§ INPUT MATERIAL:
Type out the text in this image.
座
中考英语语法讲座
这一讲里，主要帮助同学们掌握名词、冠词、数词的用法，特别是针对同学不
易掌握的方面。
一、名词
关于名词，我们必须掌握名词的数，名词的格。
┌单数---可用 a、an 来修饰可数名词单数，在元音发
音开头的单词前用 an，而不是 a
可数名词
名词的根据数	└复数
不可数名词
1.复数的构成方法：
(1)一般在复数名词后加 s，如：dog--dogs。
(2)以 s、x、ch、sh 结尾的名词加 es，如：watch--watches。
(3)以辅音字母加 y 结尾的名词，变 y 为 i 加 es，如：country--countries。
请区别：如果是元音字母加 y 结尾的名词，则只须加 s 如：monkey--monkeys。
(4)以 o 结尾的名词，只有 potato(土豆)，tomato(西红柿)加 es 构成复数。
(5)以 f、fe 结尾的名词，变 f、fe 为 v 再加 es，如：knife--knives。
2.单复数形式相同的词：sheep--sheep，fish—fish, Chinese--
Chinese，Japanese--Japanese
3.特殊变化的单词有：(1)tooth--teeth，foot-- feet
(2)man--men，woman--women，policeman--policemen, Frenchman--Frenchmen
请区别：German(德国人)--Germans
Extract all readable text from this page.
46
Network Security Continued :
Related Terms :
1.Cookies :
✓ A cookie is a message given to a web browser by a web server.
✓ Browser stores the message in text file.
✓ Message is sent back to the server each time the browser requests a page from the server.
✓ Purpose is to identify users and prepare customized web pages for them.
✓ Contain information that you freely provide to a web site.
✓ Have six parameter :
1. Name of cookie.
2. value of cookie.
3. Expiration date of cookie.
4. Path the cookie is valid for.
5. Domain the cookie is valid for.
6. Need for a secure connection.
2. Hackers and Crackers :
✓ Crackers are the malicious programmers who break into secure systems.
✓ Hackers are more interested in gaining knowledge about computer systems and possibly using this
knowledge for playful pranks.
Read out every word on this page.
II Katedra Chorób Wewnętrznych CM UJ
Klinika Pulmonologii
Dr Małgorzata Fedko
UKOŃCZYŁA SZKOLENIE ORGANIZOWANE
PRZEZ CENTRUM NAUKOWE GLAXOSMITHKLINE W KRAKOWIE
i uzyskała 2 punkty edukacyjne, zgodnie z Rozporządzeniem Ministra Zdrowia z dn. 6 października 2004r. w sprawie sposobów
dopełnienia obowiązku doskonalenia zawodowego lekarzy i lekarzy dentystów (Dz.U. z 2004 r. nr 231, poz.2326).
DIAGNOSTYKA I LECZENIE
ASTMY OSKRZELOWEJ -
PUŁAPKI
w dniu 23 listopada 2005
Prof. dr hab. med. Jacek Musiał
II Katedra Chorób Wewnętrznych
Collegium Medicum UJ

§ INSTRUCTION: Pull every line containing the word "Chorób" out of the material and copy it.

§ FINAL RESULT:
II Katedra Chorób Wewnętrznych CM UJ
II Katedra Chorób Wewnętrznych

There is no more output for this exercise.